Below are the records. Gather each line that holds "Caucasians".
** BEGIN Exercise material **
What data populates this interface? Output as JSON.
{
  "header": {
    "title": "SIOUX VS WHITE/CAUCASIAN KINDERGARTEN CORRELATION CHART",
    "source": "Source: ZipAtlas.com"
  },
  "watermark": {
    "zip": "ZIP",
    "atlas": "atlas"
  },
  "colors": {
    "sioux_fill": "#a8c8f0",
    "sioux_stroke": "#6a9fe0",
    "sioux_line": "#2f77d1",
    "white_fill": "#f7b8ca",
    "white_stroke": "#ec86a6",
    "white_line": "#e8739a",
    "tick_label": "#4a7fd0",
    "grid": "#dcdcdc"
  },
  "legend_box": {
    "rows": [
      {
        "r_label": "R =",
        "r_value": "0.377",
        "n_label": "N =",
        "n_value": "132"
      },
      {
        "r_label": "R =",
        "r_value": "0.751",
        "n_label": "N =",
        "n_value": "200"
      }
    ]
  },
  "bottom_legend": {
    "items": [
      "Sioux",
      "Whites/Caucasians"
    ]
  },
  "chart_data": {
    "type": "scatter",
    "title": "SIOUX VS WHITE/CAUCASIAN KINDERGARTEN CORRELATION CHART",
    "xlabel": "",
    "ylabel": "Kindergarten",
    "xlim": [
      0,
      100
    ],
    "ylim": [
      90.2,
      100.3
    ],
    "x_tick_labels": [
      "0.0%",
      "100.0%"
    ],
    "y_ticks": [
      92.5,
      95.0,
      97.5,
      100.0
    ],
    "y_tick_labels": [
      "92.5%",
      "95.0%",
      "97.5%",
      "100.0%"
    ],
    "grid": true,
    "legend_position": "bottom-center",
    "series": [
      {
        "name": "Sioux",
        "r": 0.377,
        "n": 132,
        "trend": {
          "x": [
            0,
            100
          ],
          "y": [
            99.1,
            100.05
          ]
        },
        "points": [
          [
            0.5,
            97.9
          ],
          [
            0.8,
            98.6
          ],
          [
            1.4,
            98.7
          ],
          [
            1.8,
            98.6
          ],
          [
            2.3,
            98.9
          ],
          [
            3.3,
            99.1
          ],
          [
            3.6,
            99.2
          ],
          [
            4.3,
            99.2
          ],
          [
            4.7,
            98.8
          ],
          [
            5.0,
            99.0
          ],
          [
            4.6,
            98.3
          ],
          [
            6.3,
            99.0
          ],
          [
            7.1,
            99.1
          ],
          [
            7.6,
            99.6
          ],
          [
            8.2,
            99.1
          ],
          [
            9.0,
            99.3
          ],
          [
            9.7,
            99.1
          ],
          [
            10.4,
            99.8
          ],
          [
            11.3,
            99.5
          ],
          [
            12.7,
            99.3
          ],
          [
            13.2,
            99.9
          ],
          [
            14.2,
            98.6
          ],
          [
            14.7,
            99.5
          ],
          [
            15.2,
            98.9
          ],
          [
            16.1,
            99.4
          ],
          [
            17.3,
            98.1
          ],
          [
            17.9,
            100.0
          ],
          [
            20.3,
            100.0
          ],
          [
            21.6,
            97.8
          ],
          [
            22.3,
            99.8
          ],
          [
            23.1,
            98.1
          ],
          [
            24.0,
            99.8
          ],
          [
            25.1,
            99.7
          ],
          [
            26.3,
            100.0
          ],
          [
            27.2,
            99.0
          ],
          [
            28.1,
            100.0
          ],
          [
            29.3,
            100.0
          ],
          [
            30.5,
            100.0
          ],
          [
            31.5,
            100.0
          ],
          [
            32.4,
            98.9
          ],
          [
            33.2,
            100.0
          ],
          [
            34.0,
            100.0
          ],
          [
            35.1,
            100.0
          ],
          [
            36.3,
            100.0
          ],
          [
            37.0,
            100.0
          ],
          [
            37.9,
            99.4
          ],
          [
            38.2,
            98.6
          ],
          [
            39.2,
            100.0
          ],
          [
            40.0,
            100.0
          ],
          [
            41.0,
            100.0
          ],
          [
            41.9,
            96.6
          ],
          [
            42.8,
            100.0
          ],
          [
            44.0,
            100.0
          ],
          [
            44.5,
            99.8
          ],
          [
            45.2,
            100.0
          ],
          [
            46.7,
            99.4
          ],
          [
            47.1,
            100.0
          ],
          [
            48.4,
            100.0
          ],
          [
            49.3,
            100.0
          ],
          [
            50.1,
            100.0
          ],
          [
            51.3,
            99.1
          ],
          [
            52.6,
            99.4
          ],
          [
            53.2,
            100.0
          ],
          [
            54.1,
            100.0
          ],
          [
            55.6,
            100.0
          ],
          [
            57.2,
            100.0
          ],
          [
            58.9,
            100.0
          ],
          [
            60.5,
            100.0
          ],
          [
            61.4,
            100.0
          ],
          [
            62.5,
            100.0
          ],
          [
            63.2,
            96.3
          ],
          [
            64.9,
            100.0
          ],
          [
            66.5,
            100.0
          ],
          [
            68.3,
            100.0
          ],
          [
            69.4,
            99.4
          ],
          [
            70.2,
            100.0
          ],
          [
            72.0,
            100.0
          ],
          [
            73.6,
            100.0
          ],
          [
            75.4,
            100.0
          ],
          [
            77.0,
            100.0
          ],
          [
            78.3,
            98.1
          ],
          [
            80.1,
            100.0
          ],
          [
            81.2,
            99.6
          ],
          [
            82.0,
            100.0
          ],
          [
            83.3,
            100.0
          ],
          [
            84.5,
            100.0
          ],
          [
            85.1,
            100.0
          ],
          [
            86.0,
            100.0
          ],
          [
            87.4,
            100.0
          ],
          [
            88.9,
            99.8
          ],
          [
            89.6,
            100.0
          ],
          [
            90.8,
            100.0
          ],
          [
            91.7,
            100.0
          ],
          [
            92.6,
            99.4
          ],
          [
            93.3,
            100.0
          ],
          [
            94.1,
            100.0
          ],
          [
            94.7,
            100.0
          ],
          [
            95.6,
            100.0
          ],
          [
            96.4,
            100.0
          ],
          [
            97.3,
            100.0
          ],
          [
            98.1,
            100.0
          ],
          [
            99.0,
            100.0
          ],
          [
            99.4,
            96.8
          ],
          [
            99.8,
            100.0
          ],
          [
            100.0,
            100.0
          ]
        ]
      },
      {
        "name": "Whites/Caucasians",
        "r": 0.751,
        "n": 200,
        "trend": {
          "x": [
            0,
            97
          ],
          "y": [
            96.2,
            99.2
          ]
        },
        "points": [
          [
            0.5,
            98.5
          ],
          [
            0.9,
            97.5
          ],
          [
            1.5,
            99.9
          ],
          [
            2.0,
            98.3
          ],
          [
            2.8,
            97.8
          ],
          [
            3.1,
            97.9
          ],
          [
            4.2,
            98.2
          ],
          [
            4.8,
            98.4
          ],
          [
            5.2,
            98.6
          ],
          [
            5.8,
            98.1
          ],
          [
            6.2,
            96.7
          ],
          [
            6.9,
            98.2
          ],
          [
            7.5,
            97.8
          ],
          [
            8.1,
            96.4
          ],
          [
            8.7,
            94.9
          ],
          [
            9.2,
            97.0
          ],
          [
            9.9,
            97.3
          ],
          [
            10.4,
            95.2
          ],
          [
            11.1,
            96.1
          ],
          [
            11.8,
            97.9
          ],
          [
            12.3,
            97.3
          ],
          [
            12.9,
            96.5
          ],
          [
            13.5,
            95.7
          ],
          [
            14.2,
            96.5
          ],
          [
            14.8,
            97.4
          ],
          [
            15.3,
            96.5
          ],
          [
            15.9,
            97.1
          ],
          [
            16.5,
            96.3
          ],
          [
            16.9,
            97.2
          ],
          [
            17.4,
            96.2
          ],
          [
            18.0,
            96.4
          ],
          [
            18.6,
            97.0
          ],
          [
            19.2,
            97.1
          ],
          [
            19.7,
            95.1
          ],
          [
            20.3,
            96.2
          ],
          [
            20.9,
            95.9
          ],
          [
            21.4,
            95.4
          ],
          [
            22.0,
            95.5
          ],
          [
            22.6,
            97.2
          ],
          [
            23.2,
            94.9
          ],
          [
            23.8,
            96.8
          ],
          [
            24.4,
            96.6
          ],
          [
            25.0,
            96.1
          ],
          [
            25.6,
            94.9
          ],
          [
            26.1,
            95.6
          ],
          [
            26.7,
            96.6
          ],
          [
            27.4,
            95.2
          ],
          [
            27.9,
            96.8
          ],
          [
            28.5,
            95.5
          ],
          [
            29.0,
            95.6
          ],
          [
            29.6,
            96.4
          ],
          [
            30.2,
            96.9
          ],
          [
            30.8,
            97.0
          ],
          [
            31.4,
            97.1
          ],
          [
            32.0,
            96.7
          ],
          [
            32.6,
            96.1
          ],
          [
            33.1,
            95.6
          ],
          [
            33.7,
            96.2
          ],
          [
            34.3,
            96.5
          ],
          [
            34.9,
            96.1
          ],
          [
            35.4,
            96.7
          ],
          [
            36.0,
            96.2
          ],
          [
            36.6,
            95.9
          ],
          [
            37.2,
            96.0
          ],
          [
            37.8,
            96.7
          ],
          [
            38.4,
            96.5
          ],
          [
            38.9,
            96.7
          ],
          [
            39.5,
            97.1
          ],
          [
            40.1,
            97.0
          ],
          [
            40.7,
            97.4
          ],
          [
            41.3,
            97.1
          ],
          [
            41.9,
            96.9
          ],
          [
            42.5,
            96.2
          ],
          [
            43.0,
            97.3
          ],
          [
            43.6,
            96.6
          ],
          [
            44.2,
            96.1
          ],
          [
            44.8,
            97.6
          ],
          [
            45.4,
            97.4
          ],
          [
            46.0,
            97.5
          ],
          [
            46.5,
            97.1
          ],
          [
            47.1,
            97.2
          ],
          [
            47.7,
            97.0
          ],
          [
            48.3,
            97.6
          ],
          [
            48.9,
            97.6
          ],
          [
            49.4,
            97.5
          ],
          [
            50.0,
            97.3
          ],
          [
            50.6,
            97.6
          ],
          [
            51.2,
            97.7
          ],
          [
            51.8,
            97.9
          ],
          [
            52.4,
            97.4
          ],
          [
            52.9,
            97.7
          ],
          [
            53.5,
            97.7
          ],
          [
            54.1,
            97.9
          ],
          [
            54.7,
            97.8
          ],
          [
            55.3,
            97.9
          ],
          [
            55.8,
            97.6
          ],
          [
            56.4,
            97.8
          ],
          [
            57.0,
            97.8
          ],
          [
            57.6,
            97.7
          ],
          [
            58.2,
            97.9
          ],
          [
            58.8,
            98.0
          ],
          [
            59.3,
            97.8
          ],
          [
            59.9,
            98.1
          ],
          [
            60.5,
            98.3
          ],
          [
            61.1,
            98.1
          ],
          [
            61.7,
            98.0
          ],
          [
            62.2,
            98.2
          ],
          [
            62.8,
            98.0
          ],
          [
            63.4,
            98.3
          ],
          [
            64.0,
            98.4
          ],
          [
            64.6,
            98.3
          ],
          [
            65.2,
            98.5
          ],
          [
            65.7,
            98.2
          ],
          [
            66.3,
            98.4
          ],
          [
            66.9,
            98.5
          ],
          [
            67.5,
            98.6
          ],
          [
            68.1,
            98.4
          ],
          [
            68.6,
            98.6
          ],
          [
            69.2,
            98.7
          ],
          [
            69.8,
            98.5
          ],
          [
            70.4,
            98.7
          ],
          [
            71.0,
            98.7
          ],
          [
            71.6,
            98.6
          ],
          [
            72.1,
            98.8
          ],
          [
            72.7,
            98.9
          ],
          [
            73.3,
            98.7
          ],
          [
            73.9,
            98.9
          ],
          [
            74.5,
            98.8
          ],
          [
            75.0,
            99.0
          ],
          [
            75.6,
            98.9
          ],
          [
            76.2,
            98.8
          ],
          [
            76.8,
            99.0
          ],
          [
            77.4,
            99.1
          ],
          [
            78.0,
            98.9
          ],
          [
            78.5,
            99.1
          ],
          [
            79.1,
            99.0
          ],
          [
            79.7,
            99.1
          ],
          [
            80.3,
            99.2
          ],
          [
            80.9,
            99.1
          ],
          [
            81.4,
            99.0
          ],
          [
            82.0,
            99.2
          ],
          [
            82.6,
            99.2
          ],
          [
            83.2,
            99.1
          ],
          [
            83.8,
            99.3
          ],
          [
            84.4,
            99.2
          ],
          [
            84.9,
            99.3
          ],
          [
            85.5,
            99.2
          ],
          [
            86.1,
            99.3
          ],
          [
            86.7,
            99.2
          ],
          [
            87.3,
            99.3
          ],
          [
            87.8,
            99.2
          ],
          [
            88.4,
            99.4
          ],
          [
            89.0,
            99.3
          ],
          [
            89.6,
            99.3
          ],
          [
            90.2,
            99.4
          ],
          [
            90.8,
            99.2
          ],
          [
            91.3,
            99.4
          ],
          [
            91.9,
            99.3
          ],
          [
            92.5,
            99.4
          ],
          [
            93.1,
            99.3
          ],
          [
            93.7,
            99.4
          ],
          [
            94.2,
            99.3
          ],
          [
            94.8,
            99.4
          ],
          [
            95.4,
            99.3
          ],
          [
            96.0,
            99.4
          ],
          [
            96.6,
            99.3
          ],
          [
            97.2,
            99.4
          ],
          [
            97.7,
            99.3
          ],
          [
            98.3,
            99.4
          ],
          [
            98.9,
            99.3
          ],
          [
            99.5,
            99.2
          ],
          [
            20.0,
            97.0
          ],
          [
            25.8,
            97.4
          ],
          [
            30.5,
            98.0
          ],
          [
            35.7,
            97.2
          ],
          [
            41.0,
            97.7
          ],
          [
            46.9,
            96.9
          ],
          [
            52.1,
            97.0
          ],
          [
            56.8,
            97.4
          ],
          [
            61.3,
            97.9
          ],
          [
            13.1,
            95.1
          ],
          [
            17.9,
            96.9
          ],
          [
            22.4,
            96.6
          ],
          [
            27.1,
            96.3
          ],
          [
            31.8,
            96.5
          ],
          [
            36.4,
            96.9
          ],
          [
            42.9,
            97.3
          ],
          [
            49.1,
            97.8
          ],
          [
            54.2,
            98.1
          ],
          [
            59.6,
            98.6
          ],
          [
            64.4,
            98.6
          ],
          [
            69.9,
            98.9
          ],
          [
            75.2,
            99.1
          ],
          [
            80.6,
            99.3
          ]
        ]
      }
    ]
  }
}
** END Exercise material **
Answer below:
      "Whites/Caucasians"
        "name": "Whites/Caucasians",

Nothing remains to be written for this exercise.